■ **Stated task**
Reproduce each line exactly. Skip none.

■ **Records**
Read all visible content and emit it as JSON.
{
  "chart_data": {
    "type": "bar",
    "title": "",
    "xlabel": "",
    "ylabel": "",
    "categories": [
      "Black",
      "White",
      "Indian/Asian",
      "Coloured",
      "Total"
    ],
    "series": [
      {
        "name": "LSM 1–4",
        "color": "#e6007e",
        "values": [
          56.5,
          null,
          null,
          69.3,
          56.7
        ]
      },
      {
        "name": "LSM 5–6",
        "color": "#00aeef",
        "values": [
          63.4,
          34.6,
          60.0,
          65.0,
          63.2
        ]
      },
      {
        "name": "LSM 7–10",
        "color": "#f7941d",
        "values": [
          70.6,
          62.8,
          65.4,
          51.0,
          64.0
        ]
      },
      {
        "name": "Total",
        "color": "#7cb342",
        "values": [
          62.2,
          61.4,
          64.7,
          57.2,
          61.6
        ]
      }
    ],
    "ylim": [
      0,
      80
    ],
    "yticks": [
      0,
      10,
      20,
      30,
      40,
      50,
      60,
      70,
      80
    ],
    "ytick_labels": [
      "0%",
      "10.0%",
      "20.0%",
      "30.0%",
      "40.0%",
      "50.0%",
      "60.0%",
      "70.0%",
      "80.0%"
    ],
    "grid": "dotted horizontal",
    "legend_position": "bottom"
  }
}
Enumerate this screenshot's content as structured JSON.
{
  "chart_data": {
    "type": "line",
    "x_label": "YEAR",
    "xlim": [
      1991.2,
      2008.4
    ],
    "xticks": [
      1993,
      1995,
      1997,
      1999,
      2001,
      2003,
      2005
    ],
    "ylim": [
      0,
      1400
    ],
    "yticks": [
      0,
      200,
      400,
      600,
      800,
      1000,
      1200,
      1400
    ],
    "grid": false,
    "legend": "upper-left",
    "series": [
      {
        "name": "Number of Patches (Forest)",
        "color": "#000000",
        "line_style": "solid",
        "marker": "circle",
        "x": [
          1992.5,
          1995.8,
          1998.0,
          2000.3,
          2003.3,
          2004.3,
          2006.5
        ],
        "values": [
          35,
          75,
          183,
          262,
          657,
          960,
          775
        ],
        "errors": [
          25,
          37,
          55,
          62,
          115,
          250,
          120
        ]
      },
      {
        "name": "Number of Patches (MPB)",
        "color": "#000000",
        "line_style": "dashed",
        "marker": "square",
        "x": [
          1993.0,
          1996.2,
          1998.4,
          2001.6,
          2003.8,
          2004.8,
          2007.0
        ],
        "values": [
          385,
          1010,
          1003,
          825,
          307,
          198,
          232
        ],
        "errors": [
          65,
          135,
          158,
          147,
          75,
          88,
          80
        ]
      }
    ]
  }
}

■ **The result**
Read all visible content and emit it as JSON.
{
  "chart_data": {
    "type": "bar",
    "title": "",
    "xlabel": "",
    "ylabel": "",
    "categories": [
      "Black",
      "White",
      "Indian/Asian",
      "Coloured",
      "Total"
    ],
    "series": [
      {
        "name": "LSM 1–4",
        "color": "#e6007e",
        "values": [
          56.5,
          null,
          null,
          69.3,
          56.7
        ]
      },
      {
        "name": "LSM 5–6",
        "color": "#00aeef",
        "values": [
          63.4,
          34.6,
          60.0,
          65.0,
          63.2
        ]
      },
      {
        "name": "LSM 7–10",
        "color": "#f7941d",
        "values": [
          70.6,
          62.8,
          65.4,
          51.0,
          64.0
        ]
      },
      {
        "name": "Total",
        "color": "#7cb342",
        "values": [
          62.2,
          61.4,
          64.7,
          57.2,
          61.6
        ]
      }
    ],
    "ylim": [
      0,
      80
    ],
    "yticks": [
      0,
      10,
      20,
      30,
      40,
      50,
      60,
      70,
      80
    ],
    "ytick_labels": [
      "0%",
      "10.0%",
      "20.0%",
      "30.0%",
      "40.0%",
      "50.0%",
      "60.0%",
      "70.0%",
      "80.0%"
    ],
    "grid": "dotted horizontal",
    "legend_position": "bottom"
  }
}
Enumerate this screenshot's content as structured JSON.
{
  "chart_data": {
    "type": "line",
    "x_label": "YEAR",
    "xlim": [
      1991.2,
      2008.4
    ],
    "xticks": [
      1993,
      1995,
      1997,
      1999,
      2001,
      2003,
      2005
    ],
    "ylim": [
      0,
      1400
    ],
    "yticks": [
      0,
      200,
      400,
      600,
      800,
      1000,
      1200,
      1400
    ],
    "grid": false,
    "legend": "upper-left",
    "series": [
      {
        "name": "Number of Patches (Forest)",
        "color": "#000000",
        "line_style": "solid",
        "marker": "circle",
        "x": [
          1992.5,
          1995.8,
          1998.0,
          2000.3,
          2003.3,
          2004.3,
          2006.5
        ],
        "values": [
          35,
          75,
          183,
          262,
          657,
          960,
          775
        ],
        "errors": [
          25,
          37,
          55,
          62,
          115,
          250,
          120
        ]
      },
      {
        "name": "Number of Patches (MPB)",
        "color": "#000000",
        "line_style": "dashed",
        "marker": "square",
        "x": [
          1993.0,
          1996.2,
          1998.4,
          2001.6,
          2003.8,
          2004.8,
          2007.0
        ],
        "values": [
          385,
          1010,
          1003,
          825,
          307,
          198,
          232
        ],
        "errors": [
          65,
          135,
          158,
          147,
          75,
          88,
          80
        ]
      }
    ]
  }
}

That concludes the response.